Extracted records:

= = = =

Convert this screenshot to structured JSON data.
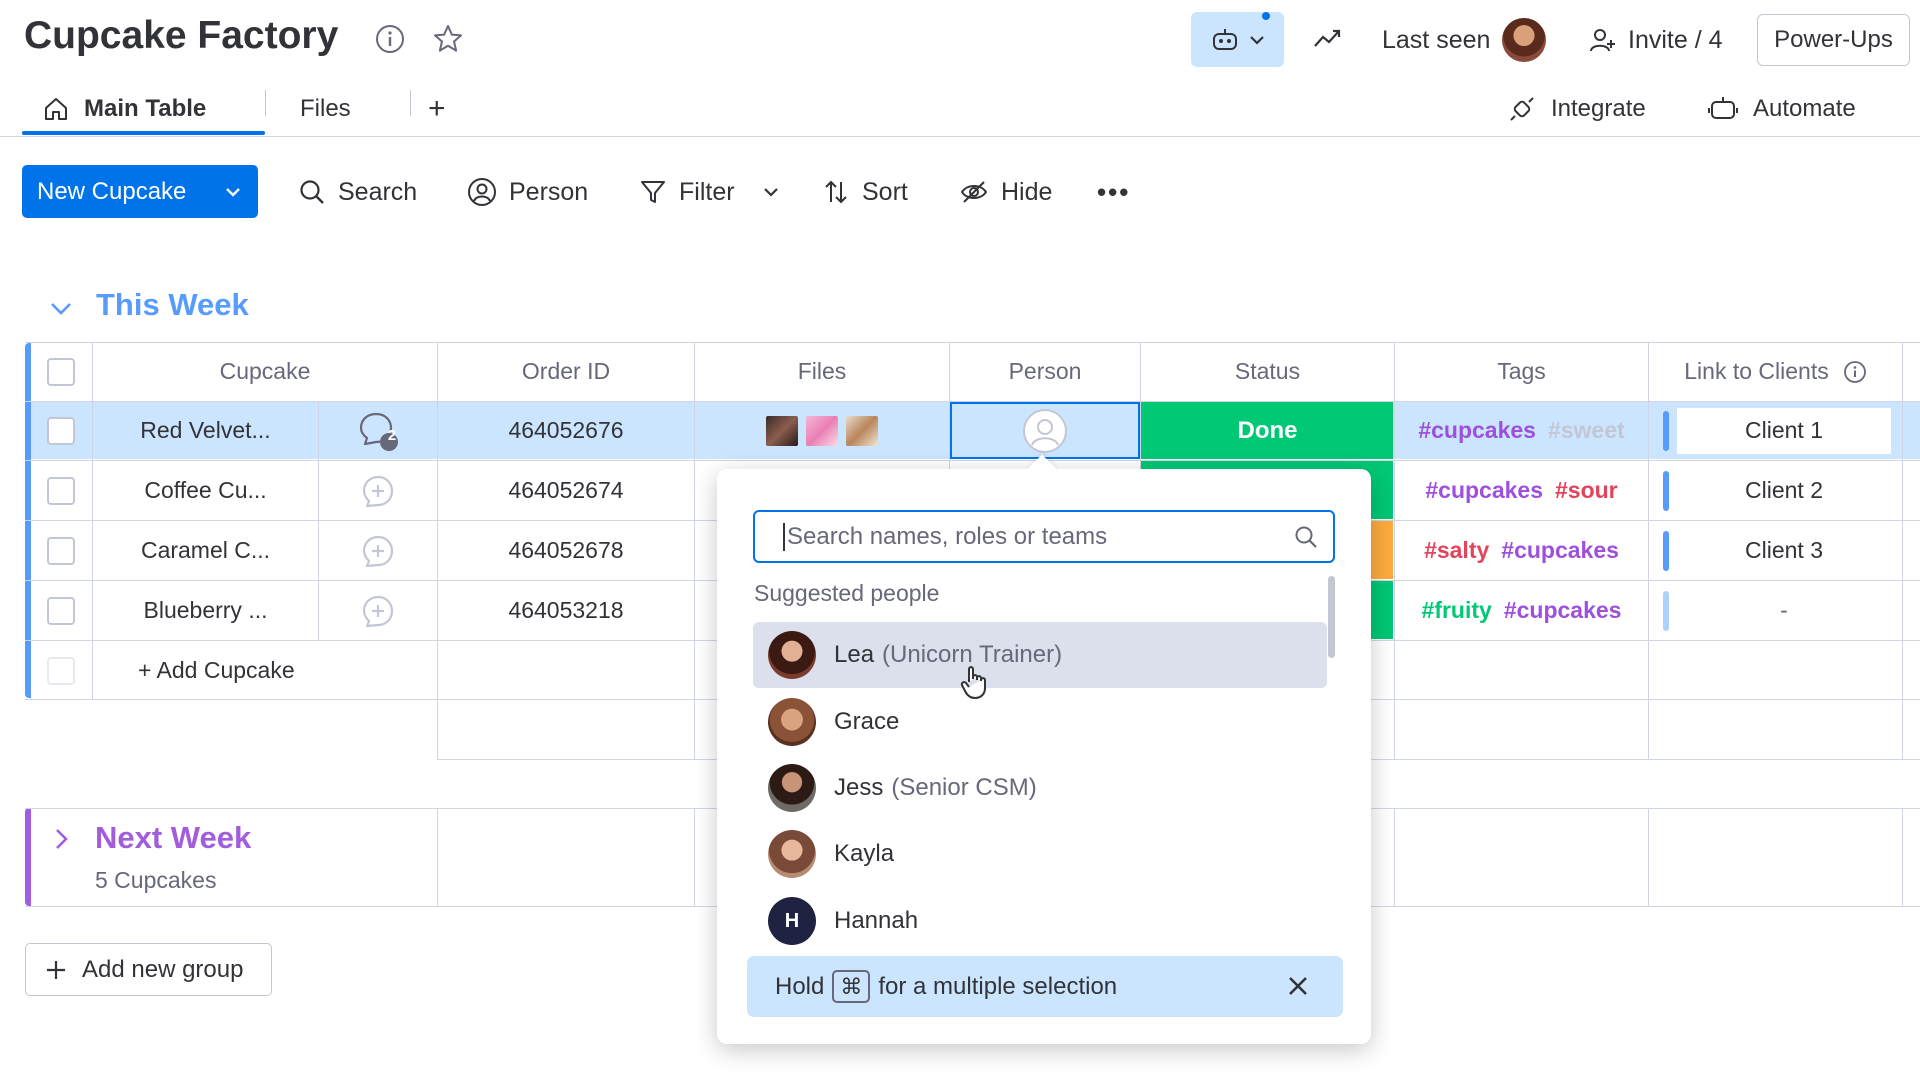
{
  "header": {
    "title": "Cupcake Factory",
    "last_seen_label": "Last seen",
    "invite_label": "Invite / 4",
    "powerups_label": "Power-Ups"
  },
  "tabs": {
    "items": [
      {
        "label": "Main Table",
        "icon": "home-icon",
        "active": true
      },
      {
        "label": "Files",
        "active": false
      }
    ],
    "add_label": "+",
    "integrate_label": "Integrate",
    "automate_label": "Automate"
  },
  "toolbar": {
    "new_label": "New Cupcake",
    "search_label": "Search",
    "person_label": "Person",
    "filter_label": "Filter",
    "sort_label": "Sort",
    "hide_label": "Hide",
    "more_label": "•••"
  },
  "group_this_week": {
    "title": "This Week",
    "color": "#579bfc",
    "columns": [
      "Cupcake",
      "Order ID",
      "Files",
      "Person",
      "Status",
      "Tags",
      "Link to Clients"
    ],
    "rows": [
      {
        "name": "Red Velvet...",
        "updates": "2",
        "order_id": "464052676",
        "status": "Done",
        "status_color": "#00c875",
        "tag_a": "#cupcakes",
        "tag_b": "#sweet",
        "client": "Client 1"
      },
      {
        "name": "Coffee Cu...",
        "order_id": "464052674",
        "status": "",
        "status_color": "#00c875",
        "tag_a": "#cupcakes",
        "tag_b": "#sour",
        "client": "Client 2"
      },
      {
        "name": "Caramel C...",
        "order_id": "464052678",
        "status": "",
        "status_color": "#fdab3d",
        "tag_a": "#salty",
        "tag_b": "#cupcakes",
        "client": "Client 3"
      },
      {
        "name": "Blueberry ...",
        "order_id": "464053218",
        "status": "",
        "status_color": "#00c875",
        "tag_a": "#fruity",
        "tag_b": "#cupcakes",
        "client": "-"
      }
    ],
    "add_item_label": "+ Add Cupcake"
  },
  "group_next_week": {
    "title": "Next Week",
    "color": "#a25ddc",
    "count_label": "5 Cupcakes"
  },
  "add_group_label": "Add new group",
  "person_picker": {
    "search_placeholder": "Search names, roles or teams",
    "section_label": "Suggested people",
    "people": [
      {
        "name": "Lea",
        "role": "(Unicorn Trainer)"
      },
      {
        "name": "Grace",
        "role": ""
      },
      {
        "name": "Jess",
        "role": "(Senior CSM)"
      },
      {
        "name": "Kayla",
        "role": ""
      },
      {
        "name": "Hannah",
        "role": "",
        "initial": "H"
      }
    ],
    "hint_prefix": "Hold",
    "hint_key": "⌘",
    "hint_suffix": "for a multiple selection"
  }
}
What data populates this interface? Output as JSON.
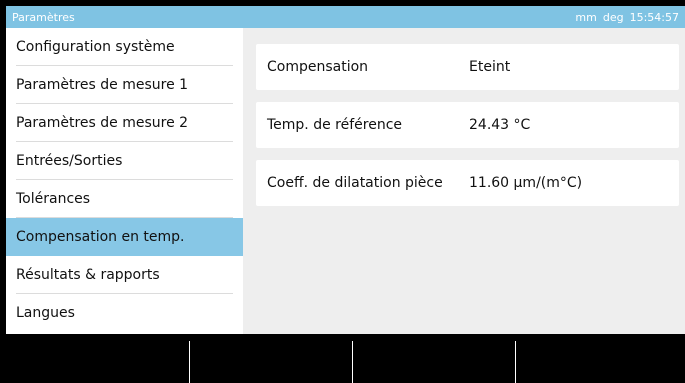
{
  "titlebar": {
    "title": "Paramètres",
    "units_length": "mm",
    "units_angle": "deg",
    "time": "15:54:57"
  },
  "sidebar": {
    "items": [
      {
        "label": "Configuration système"
      },
      {
        "label": "Paramètres de mesure 1"
      },
      {
        "label": "Paramètres de mesure 2"
      },
      {
        "label": "Entrées/Sorties"
      },
      {
        "label": "Tolérances"
      },
      {
        "label": "Compensation en temp.",
        "active": true
      },
      {
        "label": "Résultats & rapports"
      },
      {
        "label": "Langues"
      }
    ]
  },
  "main": {
    "rows": [
      {
        "label": "Compensation",
        "value": "Eteint"
      },
      {
        "label": "Temp. de référence",
        "value": "24.43 °C"
      },
      {
        "label": "Coeff. de dilatation pièce",
        "value": "11.60 µm/(m°C)"
      }
    ]
  },
  "colors": {
    "accent": "#87c7e6",
    "titlebar": "#7fc3e3",
    "content_bg": "#eeeeee"
  }
}
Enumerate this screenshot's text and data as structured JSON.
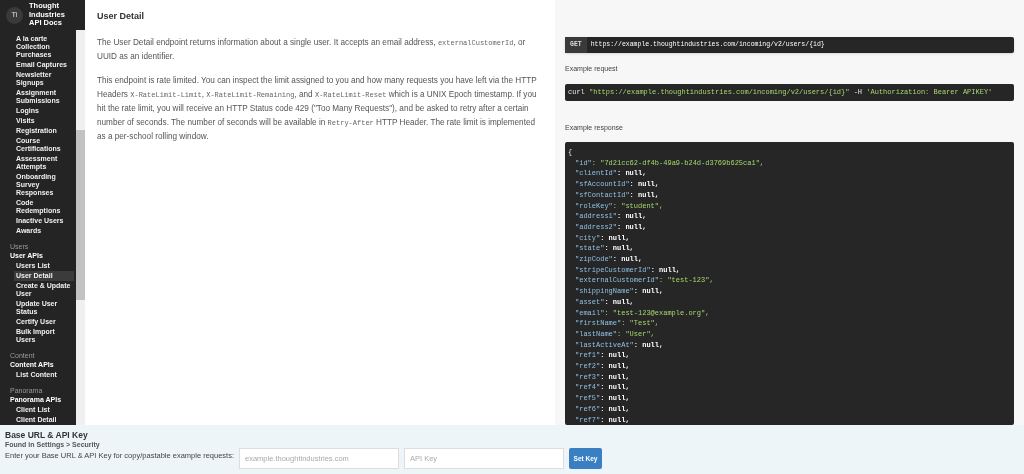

= = = =

SHORT PROBLEM:
From the material above, reproduce everything verbatim except the pictures.

RESULT FOR THIS TASK:
Convert this screenshot to structured JSON data.
{
  "header": {
    "title": "Cupcake Factory",
    "last_seen_label": "Last seen",
    "invite_label": "Invite / 4",
    "powerups_label": "Power-Ups"
  },
  "tabs": {
    "items": [
      {
        "label": "Main Table",
        "icon": "home-icon",
        "active": true
      },
      {
        "label": "Files",
        "active": false
      }
    ],
    "add_label": "+",
    "integrate_label": "Integrate",
    "automate_label": "Automate"
  },
  "toolbar": {
    "new_label": "New Cupcake",
    "search_label": "Search",
    "person_label": "Person",
    "filter_label": "Filter",
    "sort_label": "Sort",
    "hide_label": "Hide",
    "more_label": "•••"
  },
  "group_this_week": {
    "title": "This Week",
    "color": "#579bfc",
    "columns": [
      "Cupcake",
      "Order ID",
      "Files",
      "Person",
      "Status",
      "Tags",
      "Link to Clients"
    ],
    "rows": [
      {
        "name": "Red Velvet...",
        "updates": "2",
        "order_id": "464052676",
        "status": "Done",
        "status_color": "#00c875",
        "tag_a": "#cupcakes",
        "tag_b": "#sweet",
        "client": "Client 1"
      },
      {
        "name": "Coffee Cu...",
        "order_id": "464052674",
        "status": "",
        "status_color": "#00c875",
        "tag_a": "#cupcakes",
        "tag_b": "#sour",
        "client": "Client 2"
      },
      {
        "name": "Caramel C...",
        "order_id": "464052678",
        "status": "",
        "status_color": "#fdab3d",
        "tag_a": "#salty",
        "tag_b": "#cupcakes",
        "client": "Client 3"
      },
      {
        "name": "Blueberry ...",
        "order_id": "464053218",
        "status": "",
        "status_color": "#00c875",
        "tag_a": "#fruity",
        "tag_b": "#cupcakes",
        "client": "-"
      }
    ],
    "add_item_label": "+ Add Cupcake"
  },
  "group_next_week": {
    "title": "Next Week",
    "color": "#a25ddc",
    "count_label": "5 Cupcakes"
  },
  "add_group_label": "Add new group",
  "person_picker": {
    "search_placeholder": "Search names, roles or teams",
    "section_label": "Suggested people",
    "people": [
      {
        "name": "Lea",
        "role": "(Unicorn Trainer)"
      },
      {
        "name": "Grace",
        "role": ""
      },
      {
        "name": "Jess",
        "role": "(Senior CSM)"
      },
      {
        "name": "Kayla",
        "role": ""
      },
      {
        "name": "Hannah",
        "role": "",
        "initial": "H"
      }
    ],
    "hint_prefix": "Hold",
    "hint_key": "⌘",
    "hint_suffix": "for a multiple selection"
  }
}
What data populates this interface? Output as JSON.
{
  "titlebar": {
    "title": "Paramètres",
    "units_length": "mm",
    "units_angle": "deg",
    "time": "15:54:57"
  },
  "sidebar": {
    "items": [
      {
        "label": "Configuration système"
      },
      {
        "label": "Paramètres de mesure 1"
      },
      {
        "label": "Paramètres de mesure 2"
      },
      {
        "label": "Entrées/Sorties"
      },
      {
        "label": "Tolérances"
      },
      {
        "label": "Compensation en temp.",
        "active": true
      },
      {
        "label": "Résultats & rapports"
      },
      {
        "label": "Langues"
      }
    ]
  },
  "main": {
    "rows": [
      {
        "label": "Compensation",
        "value": "Eteint"
      },
      {
        "label": "Temp. de référence",
        "value": "24.43 °C"
      },
      {
        "label": "Coeff. de dilatation pièce",
        "value": "11.60 µm/(m°C)"
      }
    ]
  },
  "colors": {
    "accent": "#87c7e6",
    "titlebar": "#7fc3e3",
    "content_bg": "#eeeeee"
  }
}
Enumerate this screenshot's text and data as structured JSON.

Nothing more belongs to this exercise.